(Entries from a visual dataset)
>> Start

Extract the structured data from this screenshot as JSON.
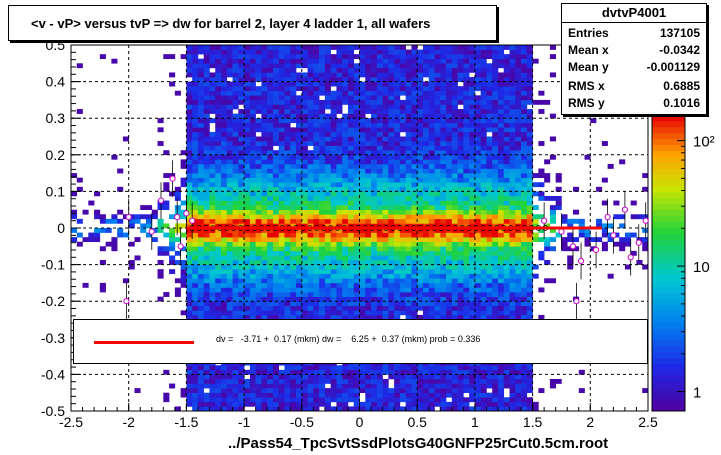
{
  "title": "<v - vP>       versus  tvP =>  dw for barrel 2, layer 4 ladder 1, all wafers",
  "stats": {
    "name": "dvtvP4001",
    "rows": [
      {
        "label": "Entries",
        "value": "137105"
      },
      {
        "label": "Mean x",
        "value": "-0.0342"
      },
      {
        "label": "Mean y",
        "value": "-0.001129"
      },
      {
        "label": "RMS x",
        "value": "0.6885"
      },
      {
        "label": "RMS y",
        "value": "0.1016"
      }
    ]
  },
  "fit_text": "dv =   -3.71 +  0.17 (mkm) dw =    6.25 +  0.37 (mkm) prob = 0.336",
  "file_label": "../Pass54_TpcSvtSsdPlotsG40GNFP25rCut0.5cm.root",
  "colors": {
    "fit_line": "#ff0000",
    "background": "#ffffff"
  },
  "chart_data": {
    "type": "heatmap",
    "xlim": [
      -2.5,
      2.5
    ],
    "ylim": [
      -0.5,
      0.5
    ],
    "x_ticks": [
      "-2.5",
      "-2",
      "-1.5",
      "-1",
      "-0.5",
      "0",
      "0.5",
      "1",
      "1.5",
      "2",
      "2.5"
    ],
    "y_ticks": [
      "-0.5",
      "-0.4",
      "-0.3",
      "-0.2",
      "-0.1",
      "0",
      "0.1",
      "0.2",
      "0.3",
      "0.4",
      "0.5"
    ],
    "grid": true,
    "colorbar": {
      "scale": "log",
      "labels": [
        "1",
        "10",
        "10²"
      ],
      "label_values": [
        1,
        10,
        100
      ],
      "min": 0.7,
      "max": 160
    },
    "profile_points": [
      {
        "x": -2.0,
        "y": 0.03
      },
      {
        "x": -1.8,
        "y": -0.01
      },
      {
        "x": -1.72,
        "y": 0.075
      },
      {
        "x": -1.62,
        "y": 0.135
      },
      {
        "x": -1.58,
        "y": 0.03
      },
      {
        "x": -1.55,
        "y": -0.05
      },
      {
        "x": -1.5,
        "y": 0.04
      },
      {
        "x": -1.45,
        "y": 0.02
      },
      {
        "x": -2.02,
        "y": -0.2
      },
      {
        "x": 1.6,
        "y": 0.02
      },
      {
        "x": 1.75,
        "y": -0.01
      },
      {
        "x": 1.85,
        "y": -0.05
      },
      {
        "x": 1.92,
        "y": -0.09
      },
      {
        "x": 2.05,
        "y": -0.06
      },
      {
        "x": 2.15,
        "y": 0.03
      },
      {
        "x": 2.2,
        "y": -0.02
      },
      {
        "x": 2.3,
        "y": 0.05
      },
      {
        "x": 2.35,
        "y": -0.08
      },
      {
        "x": 2.42,
        "y": -0.04
      },
      {
        "x": 2.48,
        "y": 0.02
      },
      {
        "x": 1.88,
        "y": -0.2
      }
    ],
    "fit_line": {
      "x": [
        -1.5,
        2.1
      ],
      "y": [
        0.0,
        0.0
      ]
    }
  }
}
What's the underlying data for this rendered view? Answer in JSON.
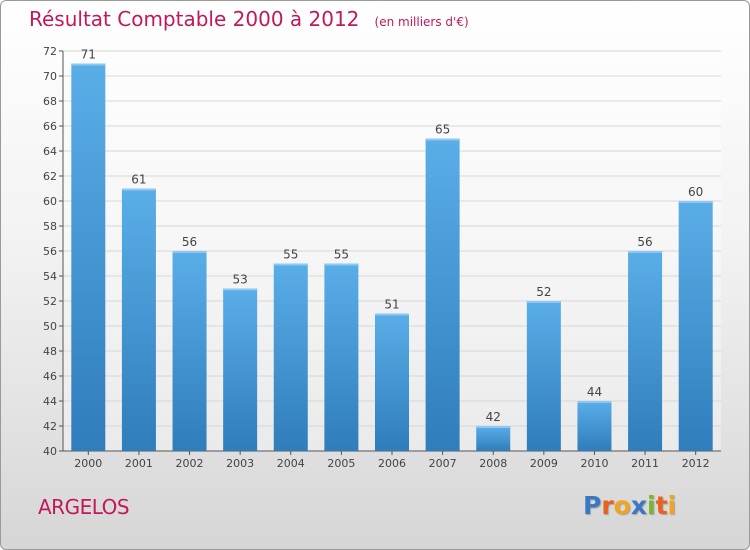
{
  "header": {
    "title": "Résultat Comptable 2000 à 2012",
    "subtitle": "(en milliers d'€)"
  },
  "footer": {
    "location": "ARGELOS",
    "logo_text": "Proxiti",
    "logo_letters": [
      {
        "char": "P",
        "color": "#3a78c4"
      },
      {
        "char": "r",
        "color": "#e8621e"
      },
      {
        "char": "o",
        "color": "#f1a323"
      },
      {
        "char": "x",
        "color": "#3a78c4"
      },
      {
        "char": "i",
        "color": "#79b531"
      },
      {
        "char": "t",
        "color": "#e8621e"
      },
      {
        "char": "i",
        "color": "#f1a323"
      }
    ]
  },
  "colors": {
    "title": "#c2185b",
    "bar_light": "#5aaee8",
    "bar_dark": "#2f7dbb",
    "grid": "#d7d7d7",
    "axis": "#555555"
  },
  "chart_data": {
    "type": "bar",
    "title": "Résultat Comptable 2000 à 2012",
    "xlabel": "",
    "ylabel": "",
    "categories": [
      "2000",
      "2001",
      "2002",
      "2003",
      "2004",
      "2005",
      "2006",
      "2007",
      "2008",
      "2009",
      "2010",
      "2011",
      "2012"
    ],
    "values": [
      71,
      61,
      56,
      53,
      55,
      55,
      51,
      65,
      42,
      52,
      44,
      56,
      60
    ],
    "ylim": [
      40,
      72
    ],
    "yticks": [
      40,
      42,
      44,
      46,
      48,
      50,
      52,
      54,
      56,
      58,
      60,
      62,
      64,
      66,
      68,
      70,
      72
    ],
    "grid": true,
    "legend": "none"
  }
}
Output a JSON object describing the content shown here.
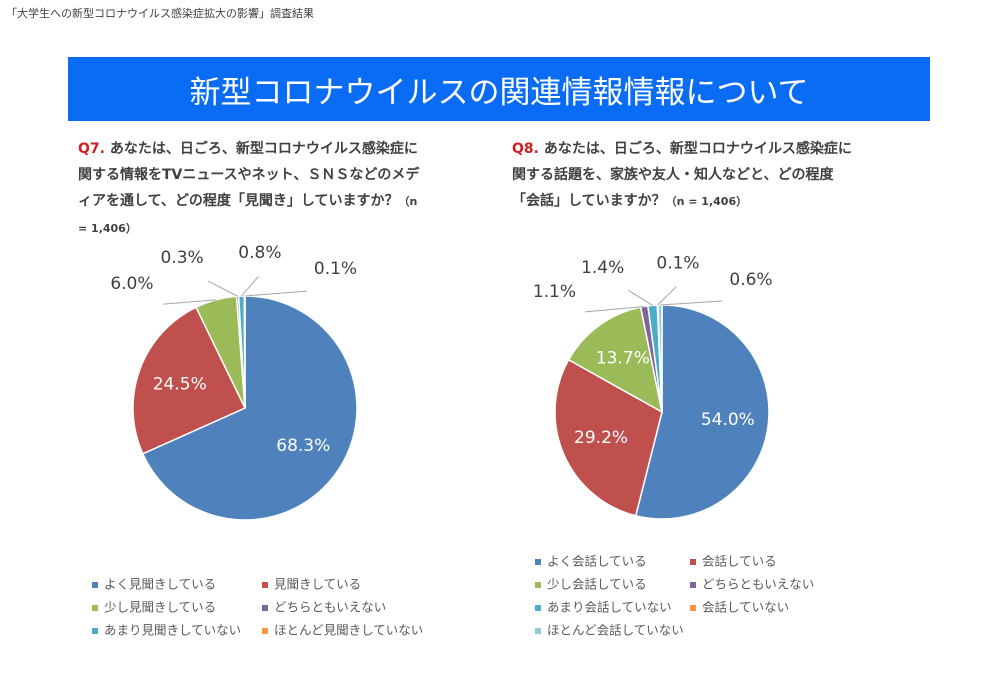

>> End

» **YOUR INSTRUCTIONS**
Your task is to repeat the data above exactly while excluding the pictures.

» **EXPECTED ANSWER**
Extract the structured data from this screenshot as JSON.
{
  "title": "<v - vP>       versus  tvP =>  dw for barrel 2, layer 4 ladder 1, all wafers",
  "stats": {
    "name": "dvtvP4001",
    "rows": [
      {
        "label": "Entries",
        "value": "137105"
      },
      {
        "label": "Mean x",
        "value": "-0.0342"
      },
      {
        "label": "Mean y",
        "value": "-0.001129"
      },
      {
        "label": "RMS x",
        "value": "0.6885"
      },
      {
        "label": "RMS y",
        "value": "0.1016"
      }
    ]
  },
  "fit_text": "dv =   -3.71 +  0.17 (mkm) dw =    6.25 +  0.37 (mkm) prob = 0.336",
  "file_label": "../Pass54_TpcSvtSsdPlotsG40GNFP25rCut0.5cm.root",
  "colors": {
    "fit_line": "#ff0000",
    "background": "#ffffff"
  },
  "chart_data": {
    "type": "heatmap",
    "xlim": [
      -2.5,
      2.5
    ],
    "ylim": [
      -0.5,
      0.5
    ],
    "x_ticks": [
      "-2.5",
      "-2",
      "-1.5",
      "-1",
      "-0.5",
      "0",
      "0.5",
      "1",
      "1.5",
      "2",
      "2.5"
    ],
    "y_ticks": [
      "-0.5",
      "-0.4",
      "-0.3",
      "-0.2",
      "-0.1",
      "0",
      "0.1",
      "0.2",
      "0.3",
      "0.4",
      "0.5"
    ],
    "grid": true,
    "colorbar": {
      "scale": "log",
      "labels": [
        "1",
        "10",
        "10²"
      ],
      "label_values": [
        1,
        10,
        100
      ],
      "min": 0.7,
      "max": 160
    },
    "profile_points": [
      {
        "x": -2.0,
        "y": 0.03
      },
      {
        "x": -1.8,
        "y": -0.01
      },
      {
        "x": -1.72,
        "y": 0.075
      },
      {
        "x": -1.62,
        "y": 0.135
      },
      {
        "x": -1.58,
        "y": 0.03
      },
      {
        "x": -1.55,
        "y": -0.05
      },
      {
        "x": -1.5,
        "y": 0.04
      },
      {
        "x": -1.45,
        "y": 0.02
      },
      {
        "x": -2.02,
        "y": -0.2
      },
      {
        "x": 1.6,
        "y": 0.02
      },
      {
        "x": 1.75,
        "y": -0.01
      },
      {
        "x": 1.85,
        "y": -0.05
      },
      {
        "x": 1.92,
        "y": -0.09
      },
      {
        "x": 2.05,
        "y": -0.06
      },
      {
        "x": 2.15,
        "y": 0.03
      },
      {
        "x": 2.2,
        "y": -0.02
      },
      {
        "x": 2.3,
        "y": 0.05
      },
      {
        "x": 2.35,
        "y": -0.08
      },
      {
        "x": 2.42,
        "y": -0.04
      },
      {
        "x": 2.48,
        "y": 0.02
      },
      {
        "x": 1.88,
        "y": -0.2
      }
    ],
    "fit_line": {
      "x": [
        -1.5,
        2.1
      ],
      "y": [
        0.0,
        0.0
      ]
    }
  }
}
What's the underlying data for this rendered view? Answer in JSON.
{
  "header": {
    "title": "Résultat Comptable 2000 à 2012",
    "subtitle": "(en milliers d'€)"
  },
  "footer": {
    "location": "ARGELOS",
    "logo_text": "Proxiti",
    "logo_letters": [
      {
        "char": "P",
        "color": "#3a78c4"
      },
      {
        "char": "r",
        "color": "#e8621e"
      },
      {
        "char": "o",
        "color": "#f1a323"
      },
      {
        "char": "x",
        "color": "#3a78c4"
      },
      {
        "char": "i",
        "color": "#79b531"
      },
      {
        "char": "t",
        "color": "#e8621e"
      },
      {
        "char": "i",
        "color": "#f1a323"
      }
    ]
  },
  "colors": {
    "title": "#c2185b",
    "bar_light": "#5aaee8",
    "bar_dark": "#2f7dbb",
    "grid": "#d7d7d7",
    "axis": "#555555"
  },
  "chart_data": {
    "type": "bar",
    "title": "Résultat Comptable 2000 à 2012",
    "xlabel": "",
    "ylabel": "",
    "categories": [
      "2000",
      "2001",
      "2002",
      "2003",
      "2004",
      "2005",
      "2006",
      "2007",
      "2008",
      "2009",
      "2010",
      "2011",
      "2012"
    ],
    "values": [
      71,
      61,
      56,
      53,
      55,
      55,
      51,
      65,
      42,
      52,
      44,
      56,
      60
    ],
    "ylim": [
      40,
      72
    ],
    "yticks": [
      40,
      42,
      44,
      46,
      48,
      50,
      52,
      54,
      56,
      58,
      60,
      62,
      64,
      66,
      68,
      70,
      72
    ],
    "grid": true,
    "legend": "none"
  }
}
Output a JSON object describing the content shown here.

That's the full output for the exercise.